◆ **Task**:
Wherever the word "text" appears in a line, copy that line.

◆ **The data**:

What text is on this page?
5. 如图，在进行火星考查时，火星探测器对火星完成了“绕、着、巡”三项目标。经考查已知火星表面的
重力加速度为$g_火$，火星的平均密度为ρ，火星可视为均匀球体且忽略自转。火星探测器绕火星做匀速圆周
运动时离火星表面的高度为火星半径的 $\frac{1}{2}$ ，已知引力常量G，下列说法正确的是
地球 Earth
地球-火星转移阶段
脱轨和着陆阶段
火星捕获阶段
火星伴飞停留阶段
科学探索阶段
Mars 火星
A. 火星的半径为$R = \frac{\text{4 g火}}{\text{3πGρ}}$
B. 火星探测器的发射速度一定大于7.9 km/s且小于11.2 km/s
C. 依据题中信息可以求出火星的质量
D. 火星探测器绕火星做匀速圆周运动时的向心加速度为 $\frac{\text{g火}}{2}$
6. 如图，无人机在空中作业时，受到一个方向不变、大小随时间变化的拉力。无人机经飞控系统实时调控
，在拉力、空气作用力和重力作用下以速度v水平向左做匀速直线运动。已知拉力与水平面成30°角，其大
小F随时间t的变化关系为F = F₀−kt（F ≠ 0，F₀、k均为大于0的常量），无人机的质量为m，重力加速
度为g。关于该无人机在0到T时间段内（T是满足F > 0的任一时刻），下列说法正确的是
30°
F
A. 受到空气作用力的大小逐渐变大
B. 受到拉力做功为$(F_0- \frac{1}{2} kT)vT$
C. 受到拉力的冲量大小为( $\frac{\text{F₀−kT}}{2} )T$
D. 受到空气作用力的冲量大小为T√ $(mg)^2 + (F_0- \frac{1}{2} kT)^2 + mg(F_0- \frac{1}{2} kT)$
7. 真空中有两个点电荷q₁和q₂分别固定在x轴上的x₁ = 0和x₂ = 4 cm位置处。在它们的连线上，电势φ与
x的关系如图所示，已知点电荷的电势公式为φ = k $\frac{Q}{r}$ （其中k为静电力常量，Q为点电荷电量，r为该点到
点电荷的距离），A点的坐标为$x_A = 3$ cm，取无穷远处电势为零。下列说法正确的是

◆ **Completed task**:
What text is on this page?
A. 火星的半径为$R = \frac{\text{4 g火}}{\text{3πGρ}}$
D. 火星探测器绕火星做匀速圆周运动时的向心加速度为 $\frac{\text{g火}}{2}$
C. 受到拉力的冲量大小为( $\frac{\text{F₀−kT}}{2} )T$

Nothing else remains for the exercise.